● **Task directions**
Examine the material below. Gather every line in which the string "Rostrality" appears.

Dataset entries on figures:
>> Start

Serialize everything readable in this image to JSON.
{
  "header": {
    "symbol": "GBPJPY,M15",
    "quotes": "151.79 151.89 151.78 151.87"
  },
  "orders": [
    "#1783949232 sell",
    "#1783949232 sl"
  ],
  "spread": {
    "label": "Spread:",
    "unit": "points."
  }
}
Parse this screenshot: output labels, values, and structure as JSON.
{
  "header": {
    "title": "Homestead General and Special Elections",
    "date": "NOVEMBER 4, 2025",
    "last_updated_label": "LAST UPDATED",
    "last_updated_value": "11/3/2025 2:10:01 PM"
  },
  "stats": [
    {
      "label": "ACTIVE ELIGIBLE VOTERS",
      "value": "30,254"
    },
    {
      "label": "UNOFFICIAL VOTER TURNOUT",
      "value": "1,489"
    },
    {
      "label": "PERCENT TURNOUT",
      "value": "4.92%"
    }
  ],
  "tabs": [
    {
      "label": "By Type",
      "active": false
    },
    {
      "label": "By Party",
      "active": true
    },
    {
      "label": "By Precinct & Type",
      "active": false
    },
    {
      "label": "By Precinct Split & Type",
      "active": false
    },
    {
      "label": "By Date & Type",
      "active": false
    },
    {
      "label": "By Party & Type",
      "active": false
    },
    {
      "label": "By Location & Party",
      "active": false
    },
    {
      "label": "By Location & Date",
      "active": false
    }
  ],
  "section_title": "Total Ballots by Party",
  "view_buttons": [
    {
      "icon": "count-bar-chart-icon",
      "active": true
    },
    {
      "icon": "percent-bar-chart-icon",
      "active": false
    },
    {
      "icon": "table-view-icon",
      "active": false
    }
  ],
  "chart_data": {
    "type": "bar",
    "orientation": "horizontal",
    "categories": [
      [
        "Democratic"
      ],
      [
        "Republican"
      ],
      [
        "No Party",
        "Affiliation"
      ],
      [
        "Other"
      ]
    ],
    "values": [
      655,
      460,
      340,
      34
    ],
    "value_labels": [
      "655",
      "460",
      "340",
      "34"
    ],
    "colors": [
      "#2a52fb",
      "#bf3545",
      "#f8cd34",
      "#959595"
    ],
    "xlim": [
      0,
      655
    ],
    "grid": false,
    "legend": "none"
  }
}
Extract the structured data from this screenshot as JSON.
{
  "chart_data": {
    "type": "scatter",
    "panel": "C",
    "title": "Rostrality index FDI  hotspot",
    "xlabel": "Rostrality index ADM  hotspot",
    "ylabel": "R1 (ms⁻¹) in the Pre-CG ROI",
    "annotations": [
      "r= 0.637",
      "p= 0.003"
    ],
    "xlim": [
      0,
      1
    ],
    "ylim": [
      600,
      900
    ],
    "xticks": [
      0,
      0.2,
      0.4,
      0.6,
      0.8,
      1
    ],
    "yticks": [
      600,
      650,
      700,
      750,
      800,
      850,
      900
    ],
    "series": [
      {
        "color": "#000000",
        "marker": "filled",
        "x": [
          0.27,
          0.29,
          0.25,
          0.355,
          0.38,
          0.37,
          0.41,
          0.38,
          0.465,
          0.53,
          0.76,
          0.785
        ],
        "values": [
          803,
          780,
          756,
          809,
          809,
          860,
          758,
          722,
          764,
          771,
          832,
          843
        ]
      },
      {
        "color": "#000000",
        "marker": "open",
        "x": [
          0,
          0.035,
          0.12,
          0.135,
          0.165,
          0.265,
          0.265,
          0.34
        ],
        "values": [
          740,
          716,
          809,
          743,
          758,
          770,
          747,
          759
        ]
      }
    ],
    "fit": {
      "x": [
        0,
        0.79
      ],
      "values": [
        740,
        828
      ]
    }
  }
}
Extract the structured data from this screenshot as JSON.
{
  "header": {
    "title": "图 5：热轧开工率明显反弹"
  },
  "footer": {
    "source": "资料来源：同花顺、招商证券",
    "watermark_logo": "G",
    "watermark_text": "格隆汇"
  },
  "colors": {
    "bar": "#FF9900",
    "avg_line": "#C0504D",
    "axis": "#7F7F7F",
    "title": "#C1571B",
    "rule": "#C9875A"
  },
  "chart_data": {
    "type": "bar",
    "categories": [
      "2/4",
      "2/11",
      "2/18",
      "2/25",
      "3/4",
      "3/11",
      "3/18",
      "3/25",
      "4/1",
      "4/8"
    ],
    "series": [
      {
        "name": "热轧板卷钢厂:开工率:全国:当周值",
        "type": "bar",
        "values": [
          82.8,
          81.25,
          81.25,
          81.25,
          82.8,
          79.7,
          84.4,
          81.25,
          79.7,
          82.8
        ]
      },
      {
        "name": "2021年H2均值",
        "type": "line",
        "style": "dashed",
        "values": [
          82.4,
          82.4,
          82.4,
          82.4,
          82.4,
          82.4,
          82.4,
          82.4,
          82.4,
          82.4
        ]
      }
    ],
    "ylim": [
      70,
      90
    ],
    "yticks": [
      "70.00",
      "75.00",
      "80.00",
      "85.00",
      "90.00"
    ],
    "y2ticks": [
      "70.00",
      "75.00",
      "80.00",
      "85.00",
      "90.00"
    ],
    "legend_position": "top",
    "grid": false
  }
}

>> End

● **Solved exercise**
    "title": "Rostrality index FDI  hotspot",
    "xlabel": "Rostrality index ADM  hotspot",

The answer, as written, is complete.